*Objective:*
Gather the lines from the material that contain "GRUPO".

*Records for this task:*
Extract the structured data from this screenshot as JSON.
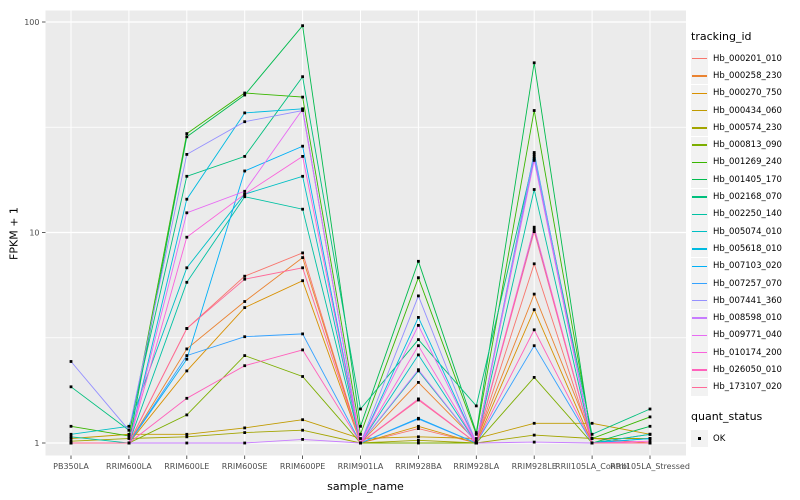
{
  "chart_data": {
    "type": "line",
    "title": "",
    "xlabel": "sample_name",
    "ylabel": "FPKM + 1",
    "y_scale": "log10",
    "y_ticks": [
      1,
      10,
      100
    ],
    "y_minor_ticks": [
      3.1623,
      31.623
    ],
    "ylim": [
      0.87,
      113
    ],
    "grid": true,
    "legend_position": "right",
    "panel_bg": "#EBEBEB",
    "grid_color": "#FFFFFF",
    "point_color": "#000000",
    "axis_text_color": "#4D4D4D",
    "categories": [
      "PB350LA",
      "RRIM600LA",
      "RRIM600LE",
      "RRIM600SE",
      "RRIM600PE",
      "RRIM901LA",
      "RRIM928BA",
      "RRIM928LA",
      "RRIM928LE",
      "RRII105LA_Control",
      "RRII105LA_Stressed"
    ],
    "legend": {
      "series_title": "tracking_id",
      "status_title": "quant_status",
      "status_label": "OK"
    },
    "series": [
      {
        "name": "Hb_000201_010",
        "color": "#F8766D",
        "values": [
          1.0,
          1.0,
          3.5,
          6.2,
          8.0,
          1.0,
          1.17,
          1.0,
          7.1,
          1.0,
          1.0
        ]
      },
      {
        "name": "Hb_000258_230",
        "color": "#EA8331",
        "values": [
          1.0,
          1.0,
          2.8,
          4.7,
          7.6,
          1.0,
          1.94,
          1.02,
          5.1,
          1.05,
          1.0
        ]
      },
      {
        "name": "Hb_000270_750",
        "color": "#D89000",
        "values": [
          1.0,
          1.0,
          2.2,
          4.4,
          5.9,
          1.0,
          1.2,
          1.0,
          4.3,
          1.0,
          1.0
        ]
      },
      {
        "name": "Hb_000434_060",
        "color": "#C09B00",
        "values": [
          1.05,
          1.1,
          1.1,
          1.18,
          1.29,
          1.05,
          1.07,
          1.05,
          1.24,
          1.24,
          1.1
        ]
      },
      {
        "name": "Hb_000574_230",
        "color": "#A3A500",
        "values": [
          1.02,
          1.05,
          1.07,
          1.12,
          1.15,
          1.0,
          1.03,
          1.0,
          1.09,
          1.05,
          1.05
        ]
      },
      {
        "name": "Hb_000813_090",
        "color": "#7CAE00",
        "values": [
          1.0,
          1.0,
          1.36,
          2.6,
          2.07,
          1.0,
          1.0,
          1.0,
          2.05,
          1.0,
          1.1
        ]
      },
      {
        "name": "Hb_001269_240",
        "color": "#39B600",
        "values": [
          1.2,
          1.08,
          29.5,
          46.0,
          44.0,
          1.1,
          6.1,
          1.1,
          38.0,
          1.05,
          1.33
        ]
      },
      {
        "name": "Hb_001405_170",
        "color": "#00BB4E",
        "values": [
          1.0,
          1.0,
          28.5,
          45.0,
          96.0,
          1.2,
          7.3,
          1.12,
          64.0,
          1.0,
          1.2
        ]
      },
      {
        "name": "Hb_002168_070",
        "color": "#00BF7D",
        "values": [
          1.85,
          1.15,
          18.5,
          23.0,
          55.0,
          1.45,
          3.1,
          1.5,
          23.0,
          1.1,
          1.45
        ]
      },
      {
        "name": "Hb_002250_140",
        "color": "#00C1A3",
        "values": [
          1.07,
          1.0,
          5.8,
          14.8,
          12.9,
          1.0,
          2.2,
          1.0,
          16.0,
          1.0,
          1.05
        ]
      },
      {
        "name": "Hb_005074_010",
        "color": "#00BFC4",
        "values": [
          1.1,
          1.2,
          6.8,
          15.2,
          18.5,
          1.0,
          2.62,
          1.0,
          10.3,
          1.0,
          1.1
        ]
      },
      {
        "name": "Hb_005618_010",
        "color": "#00BAE0",
        "values": [
          1.0,
          1.0,
          14.4,
          37.0,
          38.7,
          1.0,
          3.95,
          1.0,
          24.0,
          1.0,
          1.0
        ]
      },
      {
        "name": "Hb_007103_020",
        "color": "#00B0F6",
        "values": [
          1.0,
          1.0,
          2.5,
          19.6,
          25.7,
          1.0,
          1.31,
          1.0,
          22.5,
          1.0,
          1.05
        ]
      },
      {
        "name": "Hb_007257_070",
        "color": "#35A2FF",
        "values": [
          1.0,
          1.0,
          2.6,
          3.2,
          3.3,
          1.0,
          1.3,
          1.0,
          2.9,
          1.0,
          1.0
        ]
      },
      {
        "name": "Hb_007441_360",
        "color": "#9590FF",
        "values": [
          2.44,
          1.15,
          23.5,
          33.6,
          38.0,
          1.0,
          5.0,
          1.0,
          23.5,
          1.0,
          1.0
        ]
      },
      {
        "name": "Hb_008598_010",
        "color": "#C77CFF",
        "values": [
          1.0,
          1.0,
          1.0,
          1.0,
          1.04,
          1.0,
          2.23,
          1.0,
          1.01,
          1.0,
          1.0
        ]
      },
      {
        "name": "Hb_009771_040",
        "color": "#E76BF3",
        "values": [
          1.0,
          1.0,
          12.4,
          15.7,
          38.5,
          1.0,
          3.62,
          1.0,
          22.0,
          1.0,
          1.0
        ]
      },
      {
        "name": "Hb_010174_200",
        "color": "#FA62DB",
        "values": [
          1.0,
          1.0,
          9.5,
          15.2,
          23.0,
          1.0,
          2.9,
          1.0,
          10.6,
          1.0,
          1.02
        ]
      },
      {
        "name": "Hb_026050_010",
        "color": "#FF62BC",
        "values": [
          1.0,
          1.0,
          1.63,
          2.33,
          2.77,
          1.0,
          1.62,
          1.0,
          3.45,
          1.0,
          1.0
        ]
      },
      {
        "name": "Hb_173107_020",
        "color": "#FF6A98",
        "values": [
          1.0,
          1.0,
          3.5,
          6.0,
          6.8,
          1.0,
          1.6,
          1.0,
          10.1,
          1.0,
          1.0
        ]
      }
    ]
  }
}
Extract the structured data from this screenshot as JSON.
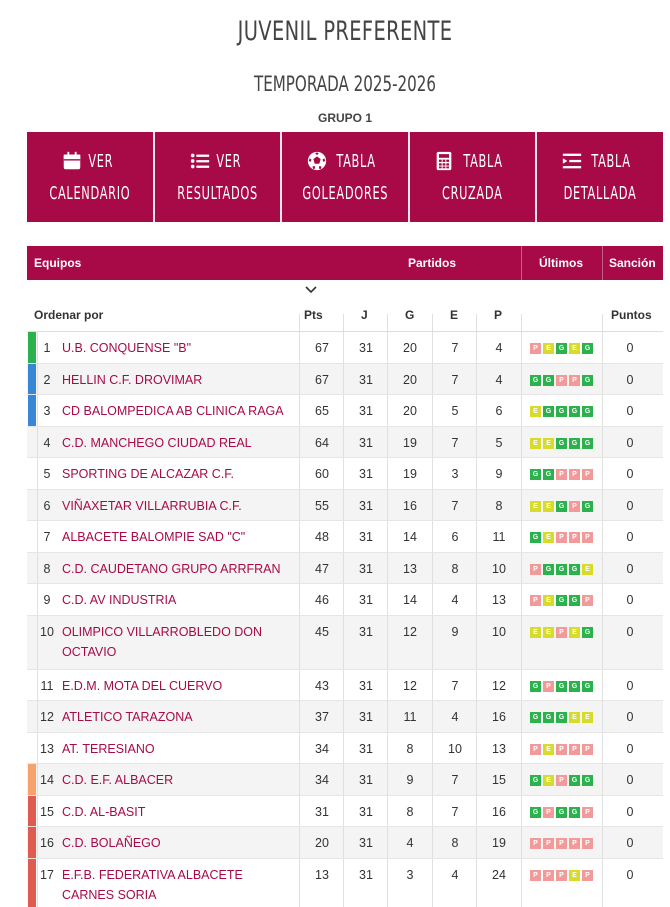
{
  "title": "JUVENIL PREFERENTE",
  "season": "TEMPORADA 2025-2026",
  "group": "GRUPO 1",
  "menu": [
    {
      "line1": "VER",
      "line2": "CALENDARIO",
      "icon": "calendar-icon",
      "name": "ver-calendario-button"
    },
    {
      "line1": "VER",
      "line2": "RESULTADOS",
      "icon": "list-icon",
      "name": "ver-resultados-button"
    },
    {
      "line1": "TABLA",
      "line2": "GOLEADORES",
      "icon": "soccer-ball-icon",
      "name": "tabla-goleadores-button"
    },
    {
      "line1": "TABLA",
      "line2": "CRUZADA",
      "icon": "calculator-icon",
      "name": "tabla-cruzada-button"
    },
    {
      "line1": "TABLA",
      "line2": "DETALLADA",
      "icon": "detailed-list-icon",
      "name": "tabla-detallada-button"
    }
  ],
  "table": {
    "header": {
      "equipos": "Equipos",
      "partidos": "Partidos",
      "ultimos": "Últimos",
      "sancion": "Sanción"
    },
    "subheader": {
      "ordenar": "Ordenar por",
      "pts": "Pts",
      "j": "J",
      "g": "G",
      "e": "E",
      "p": "P",
      "puntos": "Puntos"
    },
    "colors": {
      "accent": "#a80a48",
      "green_zone": "#2bb24c",
      "blue_zone": "#3a86d6",
      "orange_zone": "#f5a26b",
      "red_zone": "#e05a4f"
    },
    "rows": [
      {
        "pos": "1",
        "team": "U.B. CONQUENSE \"B\"",
        "pts": "67",
        "j": "31",
        "g": "20",
        "e": "7",
        "p": "4",
        "last": [
          "P",
          "E",
          "G",
          "E",
          "G"
        ],
        "sancion": "0",
        "zone": "green"
      },
      {
        "pos": "2",
        "team": "HELLIN C.F. DROVIMAR",
        "pts": "67",
        "j": "31",
        "g": "20",
        "e": "7",
        "p": "4",
        "last": [
          "G",
          "G",
          "P",
          "P",
          "G"
        ],
        "sancion": "0",
        "zone": "blue"
      },
      {
        "pos": "3",
        "team": "CD BALOMPEDICA AB CLINICA RAGA",
        "pts": "65",
        "j": "31",
        "g": "20",
        "e": "5",
        "p": "6",
        "last": [
          "E",
          "G",
          "G",
          "G",
          "G"
        ],
        "sancion": "0",
        "zone": "blue"
      },
      {
        "pos": "4",
        "team": "C.D. MANCHEGO CIUDAD REAL",
        "pts": "64",
        "j": "31",
        "g": "19",
        "e": "7",
        "p": "5",
        "last": [
          "E",
          "E",
          "G",
          "G",
          "G"
        ],
        "sancion": "0",
        "zone": ""
      },
      {
        "pos": "5",
        "team": "SPORTING DE ALCAZAR C.F.",
        "pts": "60",
        "j": "31",
        "g": "19",
        "e": "3",
        "p": "9",
        "last": [
          "G",
          "G",
          "P",
          "P",
          "P"
        ],
        "sancion": "0",
        "zone": ""
      },
      {
        "pos": "6",
        "team": "VIÑAXETAR VILLARRUBIA C.F.",
        "pts": "55",
        "j": "31",
        "g": "16",
        "e": "7",
        "p": "8",
        "last": [
          "E",
          "E",
          "G",
          "P",
          "G"
        ],
        "sancion": "0",
        "zone": ""
      },
      {
        "pos": "7",
        "team": "ALBACETE BALOMPIE SAD \"C\"",
        "pts": "48",
        "j": "31",
        "g": "14",
        "e": "6",
        "p": "11",
        "last": [
          "G",
          "E",
          "P",
          "P",
          "P"
        ],
        "sancion": "0",
        "zone": ""
      },
      {
        "pos": "8",
        "team": "C.D. CAUDETANO GRUPO ARRFRAN",
        "pts": "47",
        "j": "31",
        "g": "13",
        "e": "8",
        "p": "10",
        "last": [
          "P",
          "G",
          "G",
          "G",
          "E"
        ],
        "sancion": "0",
        "zone": ""
      },
      {
        "pos": "9",
        "team": "C.D. AV INDUSTRIA",
        "pts": "46",
        "j": "31",
        "g": "14",
        "e": "4",
        "p": "13",
        "last": [
          "P",
          "E",
          "G",
          "G",
          "P"
        ],
        "sancion": "0",
        "zone": ""
      },
      {
        "pos": "10",
        "team": "OLIMPICO VILLARROBLEDO DON OCTAVIO",
        "pts": "45",
        "j": "31",
        "g": "12",
        "e": "9",
        "p": "10",
        "last": [
          "E",
          "E",
          "P",
          "E",
          "G"
        ],
        "sancion": "0",
        "zone": ""
      },
      {
        "pos": "11",
        "team": "E.D.M. MOTA DEL CUERVO",
        "pts": "43",
        "j": "31",
        "g": "12",
        "e": "7",
        "p": "12",
        "last": [
          "G",
          "P",
          "G",
          "G",
          "G"
        ],
        "sancion": "0",
        "zone": ""
      },
      {
        "pos": "12",
        "team": "ATLETICO TARAZONA",
        "pts": "37",
        "j": "31",
        "g": "11",
        "e": "4",
        "p": "16",
        "last": [
          "G",
          "G",
          "G",
          "E",
          "E"
        ],
        "sancion": "0",
        "zone": ""
      },
      {
        "pos": "13",
        "team": "AT. TERESIANO",
        "pts": "34",
        "j": "31",
        "g": "8",
        "e": "10",
        "p": "13",
        "last": [
          "P",
          "E",
          "P",
          "P",
          "P"
        ],
        "sancion": "0",
        "zone": ""
      },
      {
        "pos": "14",
        "team": "C.D. E.F. ALBACER",
        "pts": "34",
        "j": "31",
        "g": "9",
        "e": "7",
        "p": "15",
        "last": [
          "G",
          "E",
          "P",
          "G",
          "G"
        ],
        "sancion": "0",
        "zone": "orange"
      },
      {
        "pos": "15",
        "team": "C.D. AL-BASIT",
        "pts": "31",
        "j": "31",
        "g": "8",
        "e": "7",
        "p": "16",
        "last": [
          "G",
          "P",
          "G",
          "G",
          "P"
        ],
        "sancion": "0",
        "zone": "red"
      },
      {
        "pos": "16",
        "team": "C.D. BOLAÑEGO",
        "pts": "20",
        "j": "31",
        "g": "4",
        "e": "8",
        "p": "19",
        "last": [
          "P",
          "P",
          "P",
          "P",
          "P"
        ],
        "sancion": "0",
        "zone": "red"
      },
      {
        "pos": "17",
        "team": "E.F.B. FEDERATIVA ALBACETE CARNES SORIA",
        "pts": "13",
        "j": "31",
        "g": "3",
        "e": "4",
        "p": "24",
        "last": [
          "P",
          "P",
          "P",
          "E",
          "P"
        ],
        "sancion": "0",
        "zone": "red"
      }
    ]
  }
}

*Written response:*
  "group": "GRUPO 1",
        "team": "C.D. CAUDETANO GRUPO ARRFRAN",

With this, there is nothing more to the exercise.